▶ _TEXTE CITÉ_:
Une malheureuse imitation de l’orientale du Feu du ciel de M. Victor Hugo et de l’orgie babylonienne de la Chute d’un Ange se fait sentir dans les descriptions architecturales qui remplissent l’enfer et la première table d’airain d’Idaméel, et l’on voit que le souvenir des idoles de jaspe à têtes de taureaux a beaucoup préoccupé M. Soumet.

L’ambition effrénée du sujet a fait illusion au poète ; il a cru que l’hyperbole la plus violente était faible en pareille occurrence, et qu’il ne saurait rien inventer qui fût assez bizarre et assez énorme. En quoi il s’est mépris complètement. L’exagération engendre la lassitude ; on est étonné d’abord, mais bientôt tout ce tapage vous abasourdit, et vous êtes obligé de fermer le livre et de reprendre haleine.

▶ _CONSIGNES DE L'EXERCICE_:
1 - Pouvez-vous recopier à l'identique le passage du texte cité qui va de « Une malheureuse imitation » à « beaucoup préoccupé M. Soumet. », ces deux bornes comprises ?
2 - Quels verbes à l'infinitif figurent dans le texte cité ? Donnez-les dans leur ordre d'apparition.
3 - Pouvez-vous prolonger le texte cité, qui critique l'exagération chez M. Soumet, à partir de sa dernière phrase ?

▶ _DONNÉES BRUTES_:

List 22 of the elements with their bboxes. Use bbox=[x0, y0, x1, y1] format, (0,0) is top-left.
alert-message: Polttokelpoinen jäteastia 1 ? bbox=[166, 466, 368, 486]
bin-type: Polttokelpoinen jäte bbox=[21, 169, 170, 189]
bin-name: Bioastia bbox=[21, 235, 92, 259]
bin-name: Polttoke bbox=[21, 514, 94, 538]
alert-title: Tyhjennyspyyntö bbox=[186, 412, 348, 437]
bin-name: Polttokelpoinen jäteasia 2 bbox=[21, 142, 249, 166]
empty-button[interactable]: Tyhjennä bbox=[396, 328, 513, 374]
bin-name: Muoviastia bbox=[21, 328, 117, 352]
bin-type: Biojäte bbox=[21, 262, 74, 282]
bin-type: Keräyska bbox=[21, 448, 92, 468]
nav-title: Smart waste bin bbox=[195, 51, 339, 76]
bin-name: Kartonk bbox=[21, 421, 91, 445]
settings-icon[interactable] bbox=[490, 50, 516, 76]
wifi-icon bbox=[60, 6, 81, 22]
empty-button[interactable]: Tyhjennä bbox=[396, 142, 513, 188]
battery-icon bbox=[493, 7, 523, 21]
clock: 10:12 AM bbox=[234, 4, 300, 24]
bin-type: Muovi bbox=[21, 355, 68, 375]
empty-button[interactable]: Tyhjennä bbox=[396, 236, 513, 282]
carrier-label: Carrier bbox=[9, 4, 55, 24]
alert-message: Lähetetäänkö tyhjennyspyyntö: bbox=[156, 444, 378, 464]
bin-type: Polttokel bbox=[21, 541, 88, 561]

▶ _EXERCICES CORRIGÉS_:
1 -
Une malheureuse imitation de l’orientale du Feu du ciel de M. Victor Hugo et de l’orgie babylonienne de la Chute d’un Ange se fait sentir dans les descriptions architecturales qui remplissent l’enfer et la première table d’airain d’Idaméel, et l’on voit que le souvenir des idoles de jaspe à têtes de taureaux a beaucoup préoccupé M. Soumet.

2 - sentir, inventer, fermer, reprendre

3 -
Tout ceci n’empêche pas que l’épopée de M. Soumet ne renferme des passages remarquables ; l’auteur de Clytemnestre, d’Une Fête de Néron, et de tant d’autres ouvrages recommandables à plusieurs égards, ne peut faire dix à douze mille vers sans qu’il y en ait quelques-uns de bons ; les treize visions sont des morceaux d’un grand mérite, et le tableau de la coquette brûlée par ses pierreries et contente de son supplice, pourvu qu’elle garde sa beauté, est, à part quelques légères taches, un morceau d’un éclat et d’une élégance peu communes. — L’homme qui monte du fond d’un puits le long d’une chaîne dont chaque anneau représente un de ses crimes, est une invention digne du poète florentin. Le récit de Néron a vraiment la grandeur et la simplicité antiques, et montre tout ce que pourrait faire M. Soumet s’il voulait ne pas se laisser emporter par sa facilité, et s’il purgeait son style de tous ces mots fabriqués et de tous ces néologismes barbares dont il devrait s’abstenir plus que tout autre.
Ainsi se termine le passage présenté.